Written task: Retype all material exactly. Pictures stay out of the copy.

Task input:

# # # # # # #

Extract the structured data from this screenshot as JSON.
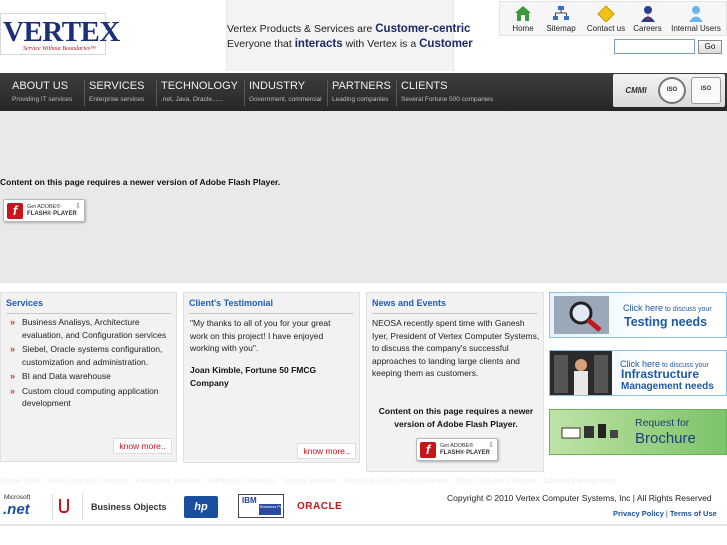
{
  "header": {
    "logo_text": "VERTEX",
    "logo_tagline": "Service Without Boundaries™",
    "banner_line1_pre": "Vertex Products & Services are ",
    "banner_line1_emph": "Customer-centric",
    "banner_line2_pre": "Everyone that ",
    "banner_line2_emph": "interacts",
    "banner_line2_mid": " with Vertex is a ",
    "banner_line2_end": "Customer",
    "topnav": [
      {
        "label": "Home",
        "icon": "home-icon"
      },
      {
        "label": "Sitemap",
        "icon": "sitemap-icon"
      },
      {
        "label": "Contact us",
        "icon": "contact-icon"
      },
      {
        "label": "Careers",
        "icon": "careers-icon"
      },
      {
        "label": "Internal Users",
        "icon": "users-icon"
      }
    ],
    "search_value": "",
    "go_label": "Go"
  },
  "mainnav": [
    {
      "title": "ABOUT US",
      "sub": "Providing IT services"
    },
    {
      "title": "SERVICES",
      "sub": "Enterprise services"
    },
    {
      "title": "TECHNOLOGY",
      "sub": ".net, Java, Oracle......"
    },
    {
      "title": "INDUSTRY",
      "sub": "Government, commercial"
    },
    {
      "title": "PARTNERS",
      "sub": "Leading  companies"
    },
    {
      "title": "CLIENTS",
      "sub": "Several Fortune 500 companies"
    }
  ],
  "certs": {
    "cmmi": "CMMI",
    "iso1": "ISO",
    "iso2": "ISO"
  },
  "flash": {
    "message": "Content on this page requires a newer version of Adobe Flash Player.",
    "badge_get": "Get ADOBE®",
    "badge_fp": "FLASH® PLAYER"
  },
  "services": {
    "title": "Services",
    "items": [
      "Business Analisys, Architecture evaluation, and Configuration services",
      "Siebel, Oracle systems configuration, customization and administration.",
      "BI and Data warehouse",
      "Custom cloud computing application development"
    ],
    "more": "know more.."
  },
  "testimonial": {
    "title": "Client's Testimonial",
    "quote": "\"My thanks to all of you for your great work on this project! I have enjoyed working with you\".",
    "author": "Joan Kimble, Fortune 50 FMCG Company",
    "more": "know more.."
  },
  "news": {
    "title": "News and Events",
    "text": "NEOSA recently spent time with Ganesh Iyer, President of Vertex Computer Systems, to discuss the company's successful approaches to landing large clients and keeping them as customers.",
    "flash_message": "Content on this page requires a newer version of Adobe Flash Player."
  },
  "promos": {
    "testing_small": "Click here",
    "testing_small2": " to discuss your",
    "testing_big": "Testing needs",
    "infra_small": "Click here",
    "infra_small2": " to discuss your",
    "infra_big1": "Infrastructure",
    "infra_big2": "Management needs",
    "brochure_small": "Request for",
    "brochure_big": "Brochure"
  },
  "footer": {
    "links": "Oracle CRM · Siebel Upgrade Services · Sharepoint Services · Verification Services · Testing Services · Microsoft Gold Certified Partner · JBoss Solutions Partner · Content Management",
    "logos": {
      "ms": "Microsoft",
      "net": ".net",
      "bo": "Business Objects",
      "hp": "hp",
      "ibm": "IBM",
      "ibm_bp": "Business Partner",
      "oracle": "ORACLE"
    },
    "copyright": "Copyright © 2010 Vertex Computer Systems, Inc | All Rights Reserved",
    "privacy": "Privacy Policy",
    "terms": "Terms of Use"
  }
}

# # # # # # #

Solved exercise:
Extract the structured data from this screenshot as JSON.
{
  "header": {
    "logo_text": "VERTEX",
    "logo_tagline": "Service Without Boundaries™",
    "banner_line1_pre": "Vertex Products & Services are ",
    "banner_line1_emph": "Customer-centric",
    "banner_line2_pre": "Everyone that ",
    "banner_line2_emph": "interacts",
    "banner_line2_mid": " with Vertex is a ",
    "banner_line2_end": "Customer",
    "topnav": [
      {
        "label": "Home",
        "icon": "home-icon"
      },
      {
        "label": "Sitemap",
        "icon": "sitemap-icon"
      },
      {
        "label": "Contact us",
        "icon": "contact-icon"
      },
      {
        "label": "Careers",
        "icon": "careers-icon"
      },
      {
        "label": "Internal Users",
        "icon": "users-icon"
      }
    ],
    "search_value": "",
    "go_label": "Go"
  },
  "mainnav": [
    {
      "title": "ABOUT US",
      "sub": "Providing IT services"
    },
    {
      "title": "SERVICES",
      "sub": "Enterprise services"
    },
    {
      "title": "TECHNOLOGY",
      "sub": ".net, Java, Oracle......"
    },
    {
      "title": "INDUSTRY",
      "sub": "Government, commercial"
    },
    {
      "title": "PARTNERS",
      "sub": "Leading  companies"
    },
    {
      "title": "CLIENTS",
      "sub": "Several Fortune 500 companies"
    }
  ],
  "certs": {
    "cmmi": "CMMI",
    "iso1": "ISO",
    "iso2": "ISO"
  },
  "flash": {
    "message": "Content on this page requires a newer version of Adobe Flash Player.",
    "badge_get": "Get ADOBE®",
    "badge_fp": "FLASH® PLAYER"
  },
  "services": {
    "title": "Services",
    "items": [
      "Business Analisys, Architecture evaluation, and Configuration services",
      "Siebel, Oracle systems configuration, customization and administration.",
      "BI and Data warehouse",
      "Custom cloud computing application development"
    ],
    "more": "know more.."
  },
  "testimonial": {
    "title": "Client's Testimonial",
    "quote": "\"My thanks to all of you for your great work on this project! I have enjoyed working with you\".",
    "author": "Joan Kimble, Fortune 50 FMCG Company",
    "more": "know more.."
  },
  "news": {
    "title": "News and Events",
    "text": "NEOSA recently spent time with Ganesh Iyer, President of Vertex Computer Systems, to discuss the company's successful approaches to landing large clients and keeping them as customers.",
    "flash_message": "Content on this page requires a newer version of Adobe Flash Player."
  },
  "promos": {
    "testing_small": "Click here",
    "testing_small2": " to discuss your",
    "testing_big": "Testing needs",
    "infra_small": "Click here",
    "infra_small2": " to discuss your",
    "infra_big1": "Infrastructure",
    "infra_big2": "Management needs",
    "brochure_small": "Request for",
    "brochure_big": "Brochure"
  },
  "footer": {
    "links": "Oracle CRM · Siebel Upgrade Services · Sharepoint Services · Verification Services · Testing Services · Microsoft Gold Certified Partner · JBoss Solutions Partner · Content Management",
    "logos": {
      "ms": "Microsoft",
      "net": ".net",
      "bo": "Business Objects",
      "hp": "hp",
      "ibm": "IBM",
      "ibm_bp": "Business Partner",
      "oracle": "ORACLE"
    },
    "copyright": "Copyright © 2010 Vertex Computer Systems, Inc | All Rights Reserved",
    "privacy": "Privacy Policy",
    "terms": "Terms of Use"
  }
}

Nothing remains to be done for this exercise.